Spatial layout entries:
■ ■ ■
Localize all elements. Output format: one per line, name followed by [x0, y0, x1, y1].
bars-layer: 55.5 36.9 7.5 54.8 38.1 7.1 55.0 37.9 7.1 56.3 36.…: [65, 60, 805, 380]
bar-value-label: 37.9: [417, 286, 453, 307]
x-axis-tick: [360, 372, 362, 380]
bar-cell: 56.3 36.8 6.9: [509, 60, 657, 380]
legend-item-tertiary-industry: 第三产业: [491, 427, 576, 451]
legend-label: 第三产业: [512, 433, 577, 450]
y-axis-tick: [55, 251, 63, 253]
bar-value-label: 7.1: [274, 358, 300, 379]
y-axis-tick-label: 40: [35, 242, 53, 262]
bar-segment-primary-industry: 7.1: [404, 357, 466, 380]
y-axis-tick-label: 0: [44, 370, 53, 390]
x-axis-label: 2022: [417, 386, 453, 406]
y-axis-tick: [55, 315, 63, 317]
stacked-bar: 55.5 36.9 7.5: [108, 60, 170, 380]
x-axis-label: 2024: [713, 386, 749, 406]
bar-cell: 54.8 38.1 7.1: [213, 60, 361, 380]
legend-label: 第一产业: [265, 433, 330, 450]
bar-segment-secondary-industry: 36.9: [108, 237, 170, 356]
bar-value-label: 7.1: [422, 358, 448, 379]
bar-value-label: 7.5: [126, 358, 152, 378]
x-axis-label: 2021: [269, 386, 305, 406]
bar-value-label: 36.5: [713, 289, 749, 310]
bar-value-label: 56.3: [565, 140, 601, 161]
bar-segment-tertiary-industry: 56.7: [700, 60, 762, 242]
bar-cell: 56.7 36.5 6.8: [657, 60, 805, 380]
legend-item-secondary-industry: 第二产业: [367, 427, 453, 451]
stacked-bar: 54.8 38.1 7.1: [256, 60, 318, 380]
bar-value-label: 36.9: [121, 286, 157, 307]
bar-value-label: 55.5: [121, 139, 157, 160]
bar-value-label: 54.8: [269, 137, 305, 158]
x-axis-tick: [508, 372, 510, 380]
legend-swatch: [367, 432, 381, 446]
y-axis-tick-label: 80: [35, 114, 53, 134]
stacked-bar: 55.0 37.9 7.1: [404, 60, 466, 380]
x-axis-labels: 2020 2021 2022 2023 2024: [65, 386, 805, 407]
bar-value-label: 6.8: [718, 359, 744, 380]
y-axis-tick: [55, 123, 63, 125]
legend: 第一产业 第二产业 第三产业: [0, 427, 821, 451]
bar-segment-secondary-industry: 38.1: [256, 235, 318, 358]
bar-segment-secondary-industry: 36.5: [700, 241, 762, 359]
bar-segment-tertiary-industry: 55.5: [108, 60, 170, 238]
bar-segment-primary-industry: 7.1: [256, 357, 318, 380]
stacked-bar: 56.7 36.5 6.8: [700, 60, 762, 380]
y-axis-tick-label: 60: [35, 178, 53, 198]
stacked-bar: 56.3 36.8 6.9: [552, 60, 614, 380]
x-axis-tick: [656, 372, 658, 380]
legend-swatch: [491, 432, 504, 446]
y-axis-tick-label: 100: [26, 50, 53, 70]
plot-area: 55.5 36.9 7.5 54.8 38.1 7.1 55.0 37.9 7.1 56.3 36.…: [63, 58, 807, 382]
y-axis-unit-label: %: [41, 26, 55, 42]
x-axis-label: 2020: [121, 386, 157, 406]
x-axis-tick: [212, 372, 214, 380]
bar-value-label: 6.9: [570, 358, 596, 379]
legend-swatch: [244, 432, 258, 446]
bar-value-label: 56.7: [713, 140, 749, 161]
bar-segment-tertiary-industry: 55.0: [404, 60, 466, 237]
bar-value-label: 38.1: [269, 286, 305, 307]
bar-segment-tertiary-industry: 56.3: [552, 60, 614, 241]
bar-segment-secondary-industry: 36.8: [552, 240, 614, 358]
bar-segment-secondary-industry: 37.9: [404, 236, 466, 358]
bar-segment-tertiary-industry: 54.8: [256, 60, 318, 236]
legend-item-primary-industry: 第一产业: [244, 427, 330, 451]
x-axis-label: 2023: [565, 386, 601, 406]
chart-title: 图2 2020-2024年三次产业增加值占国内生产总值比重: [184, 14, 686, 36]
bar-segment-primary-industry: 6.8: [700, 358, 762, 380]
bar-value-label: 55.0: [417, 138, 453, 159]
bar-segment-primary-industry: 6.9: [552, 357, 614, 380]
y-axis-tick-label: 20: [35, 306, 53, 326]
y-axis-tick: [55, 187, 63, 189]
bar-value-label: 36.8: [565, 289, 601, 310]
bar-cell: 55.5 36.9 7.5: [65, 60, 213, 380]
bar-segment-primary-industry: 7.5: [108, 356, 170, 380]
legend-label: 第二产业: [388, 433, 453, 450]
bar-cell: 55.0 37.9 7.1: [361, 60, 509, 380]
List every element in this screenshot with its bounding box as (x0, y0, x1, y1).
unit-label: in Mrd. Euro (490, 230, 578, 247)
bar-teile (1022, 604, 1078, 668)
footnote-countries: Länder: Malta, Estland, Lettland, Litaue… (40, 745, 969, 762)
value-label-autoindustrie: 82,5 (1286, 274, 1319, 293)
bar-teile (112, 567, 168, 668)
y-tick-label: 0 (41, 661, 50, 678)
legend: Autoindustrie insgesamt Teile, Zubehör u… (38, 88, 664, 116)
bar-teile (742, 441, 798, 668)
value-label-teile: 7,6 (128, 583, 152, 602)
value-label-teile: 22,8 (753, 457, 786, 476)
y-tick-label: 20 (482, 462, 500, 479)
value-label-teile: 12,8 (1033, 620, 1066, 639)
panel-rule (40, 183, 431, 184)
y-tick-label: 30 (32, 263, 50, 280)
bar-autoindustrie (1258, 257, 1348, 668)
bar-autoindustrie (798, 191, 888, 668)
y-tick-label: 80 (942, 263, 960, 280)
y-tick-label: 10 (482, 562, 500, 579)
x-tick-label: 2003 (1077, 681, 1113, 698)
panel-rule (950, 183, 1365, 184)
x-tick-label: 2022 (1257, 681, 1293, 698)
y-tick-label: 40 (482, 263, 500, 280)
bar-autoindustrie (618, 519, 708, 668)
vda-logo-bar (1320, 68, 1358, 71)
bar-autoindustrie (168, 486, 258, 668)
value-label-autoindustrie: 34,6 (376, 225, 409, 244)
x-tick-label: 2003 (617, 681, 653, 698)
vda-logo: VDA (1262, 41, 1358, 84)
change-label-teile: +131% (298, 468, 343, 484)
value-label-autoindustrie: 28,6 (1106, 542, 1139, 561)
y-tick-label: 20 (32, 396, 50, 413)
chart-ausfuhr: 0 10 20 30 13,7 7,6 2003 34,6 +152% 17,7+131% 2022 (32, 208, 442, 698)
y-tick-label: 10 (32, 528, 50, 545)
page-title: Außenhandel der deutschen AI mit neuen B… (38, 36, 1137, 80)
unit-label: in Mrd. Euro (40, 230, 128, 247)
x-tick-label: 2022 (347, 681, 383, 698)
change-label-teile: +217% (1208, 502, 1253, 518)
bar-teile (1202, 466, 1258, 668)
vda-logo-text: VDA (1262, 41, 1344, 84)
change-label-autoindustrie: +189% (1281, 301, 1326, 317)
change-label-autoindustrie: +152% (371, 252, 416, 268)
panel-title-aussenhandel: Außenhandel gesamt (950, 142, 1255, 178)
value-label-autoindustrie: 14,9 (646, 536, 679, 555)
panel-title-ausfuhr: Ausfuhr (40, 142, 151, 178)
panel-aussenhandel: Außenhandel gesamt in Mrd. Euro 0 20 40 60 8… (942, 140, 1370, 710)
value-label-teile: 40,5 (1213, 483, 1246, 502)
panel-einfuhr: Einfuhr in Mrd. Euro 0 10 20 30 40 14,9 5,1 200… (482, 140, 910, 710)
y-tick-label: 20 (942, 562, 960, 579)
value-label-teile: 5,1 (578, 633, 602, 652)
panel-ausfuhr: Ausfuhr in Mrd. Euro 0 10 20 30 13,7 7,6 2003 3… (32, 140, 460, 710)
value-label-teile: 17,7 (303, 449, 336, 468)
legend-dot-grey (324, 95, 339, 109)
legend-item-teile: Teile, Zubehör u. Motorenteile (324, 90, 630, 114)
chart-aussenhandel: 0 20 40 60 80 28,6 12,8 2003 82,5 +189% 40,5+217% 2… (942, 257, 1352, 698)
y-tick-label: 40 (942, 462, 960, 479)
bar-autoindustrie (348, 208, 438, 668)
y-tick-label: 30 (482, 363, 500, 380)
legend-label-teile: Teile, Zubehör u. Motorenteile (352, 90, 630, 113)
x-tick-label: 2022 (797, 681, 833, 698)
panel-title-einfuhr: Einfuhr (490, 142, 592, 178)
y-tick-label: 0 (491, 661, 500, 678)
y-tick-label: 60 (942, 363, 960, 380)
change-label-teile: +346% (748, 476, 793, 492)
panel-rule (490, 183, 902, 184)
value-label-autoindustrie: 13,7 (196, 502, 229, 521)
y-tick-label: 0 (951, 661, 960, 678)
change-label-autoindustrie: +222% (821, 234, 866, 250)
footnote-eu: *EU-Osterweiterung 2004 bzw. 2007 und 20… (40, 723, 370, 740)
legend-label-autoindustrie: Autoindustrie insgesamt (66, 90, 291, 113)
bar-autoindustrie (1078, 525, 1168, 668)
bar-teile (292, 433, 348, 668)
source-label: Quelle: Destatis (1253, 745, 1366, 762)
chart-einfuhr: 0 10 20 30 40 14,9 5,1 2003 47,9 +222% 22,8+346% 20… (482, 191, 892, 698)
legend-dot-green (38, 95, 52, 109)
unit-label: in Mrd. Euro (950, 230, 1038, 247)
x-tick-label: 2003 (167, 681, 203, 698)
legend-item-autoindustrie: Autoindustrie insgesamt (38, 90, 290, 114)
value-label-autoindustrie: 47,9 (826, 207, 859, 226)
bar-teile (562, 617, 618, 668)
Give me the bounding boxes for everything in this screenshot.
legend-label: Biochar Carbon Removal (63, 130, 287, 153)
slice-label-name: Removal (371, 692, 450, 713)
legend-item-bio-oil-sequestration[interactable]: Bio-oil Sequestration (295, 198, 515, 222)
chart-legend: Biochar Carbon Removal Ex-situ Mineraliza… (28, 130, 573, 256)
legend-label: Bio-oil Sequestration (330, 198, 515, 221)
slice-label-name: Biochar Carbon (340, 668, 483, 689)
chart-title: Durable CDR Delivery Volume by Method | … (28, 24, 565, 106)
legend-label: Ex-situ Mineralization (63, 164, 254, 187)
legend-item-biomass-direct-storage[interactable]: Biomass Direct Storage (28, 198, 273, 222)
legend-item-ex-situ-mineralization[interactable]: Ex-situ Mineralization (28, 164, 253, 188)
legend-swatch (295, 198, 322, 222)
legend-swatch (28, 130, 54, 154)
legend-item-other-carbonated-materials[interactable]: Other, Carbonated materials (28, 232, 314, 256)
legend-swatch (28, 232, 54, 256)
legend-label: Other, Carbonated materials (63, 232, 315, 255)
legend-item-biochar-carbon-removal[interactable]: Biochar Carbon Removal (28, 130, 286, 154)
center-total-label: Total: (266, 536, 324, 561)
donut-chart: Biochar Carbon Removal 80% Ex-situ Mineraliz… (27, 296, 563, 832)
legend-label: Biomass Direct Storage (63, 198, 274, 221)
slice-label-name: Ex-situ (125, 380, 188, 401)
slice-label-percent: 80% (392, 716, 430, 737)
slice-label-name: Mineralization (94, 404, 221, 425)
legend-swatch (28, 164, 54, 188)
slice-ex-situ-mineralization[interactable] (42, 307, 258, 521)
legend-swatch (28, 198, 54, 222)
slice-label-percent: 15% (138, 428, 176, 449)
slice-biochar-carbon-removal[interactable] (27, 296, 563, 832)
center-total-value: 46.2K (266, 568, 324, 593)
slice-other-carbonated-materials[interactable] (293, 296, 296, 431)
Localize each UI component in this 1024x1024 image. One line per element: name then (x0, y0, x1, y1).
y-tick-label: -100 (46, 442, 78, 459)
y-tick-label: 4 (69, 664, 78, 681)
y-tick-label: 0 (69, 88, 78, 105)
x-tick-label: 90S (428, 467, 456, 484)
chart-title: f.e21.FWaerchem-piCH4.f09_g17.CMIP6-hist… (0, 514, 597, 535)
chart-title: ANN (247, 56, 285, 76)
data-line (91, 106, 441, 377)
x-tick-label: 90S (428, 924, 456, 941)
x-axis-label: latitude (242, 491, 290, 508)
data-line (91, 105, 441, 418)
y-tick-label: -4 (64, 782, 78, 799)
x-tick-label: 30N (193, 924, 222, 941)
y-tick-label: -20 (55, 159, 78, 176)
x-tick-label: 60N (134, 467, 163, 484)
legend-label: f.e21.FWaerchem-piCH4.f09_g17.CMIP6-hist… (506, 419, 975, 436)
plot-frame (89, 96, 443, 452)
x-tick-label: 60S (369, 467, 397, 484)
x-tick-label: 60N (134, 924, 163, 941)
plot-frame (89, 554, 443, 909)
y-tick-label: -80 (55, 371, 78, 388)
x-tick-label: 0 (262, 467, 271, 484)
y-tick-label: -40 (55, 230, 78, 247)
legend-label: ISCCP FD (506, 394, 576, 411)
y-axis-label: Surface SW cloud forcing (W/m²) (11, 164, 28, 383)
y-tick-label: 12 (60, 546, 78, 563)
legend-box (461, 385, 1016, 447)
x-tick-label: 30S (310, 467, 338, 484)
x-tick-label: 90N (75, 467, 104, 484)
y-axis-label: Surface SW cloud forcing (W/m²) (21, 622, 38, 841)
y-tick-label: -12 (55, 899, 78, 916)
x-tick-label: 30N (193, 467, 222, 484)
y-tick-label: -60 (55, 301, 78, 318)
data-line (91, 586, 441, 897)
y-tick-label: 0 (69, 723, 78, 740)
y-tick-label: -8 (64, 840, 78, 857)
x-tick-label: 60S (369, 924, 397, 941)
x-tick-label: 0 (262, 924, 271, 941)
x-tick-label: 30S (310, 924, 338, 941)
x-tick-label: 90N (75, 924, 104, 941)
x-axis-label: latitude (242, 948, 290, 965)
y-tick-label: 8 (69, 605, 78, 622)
■ ■ ■
WHAT IS BEING ASKED:
Rewrite the material from its start through the line containing "legend-item-tertiary-industry: 第三产业: [491, 427, 576, 451]", changing "bar-cell" to "bar-column" and leaving everything else as it is.

COMPLETED EXERCISE:
Localize all elements. Output format: one per line, name followed by [x0, y0, x1, y1].
bars-layer: 55.5 36.9 7.5 54.8 38.1 7.1 55.0 37.9 7.1 56.3 36.…: [65, 60, 805, 380]
bar-value-label: 37.9: [417, 286, 453, 307]
x-axis-tick: [360, 372, 362, 380]
bar-column: 56.3 36.8 6.9: [509, 60, 657, 380]
legend-item-tertiary-industry: 第三产业: [491, 427, 576, 451]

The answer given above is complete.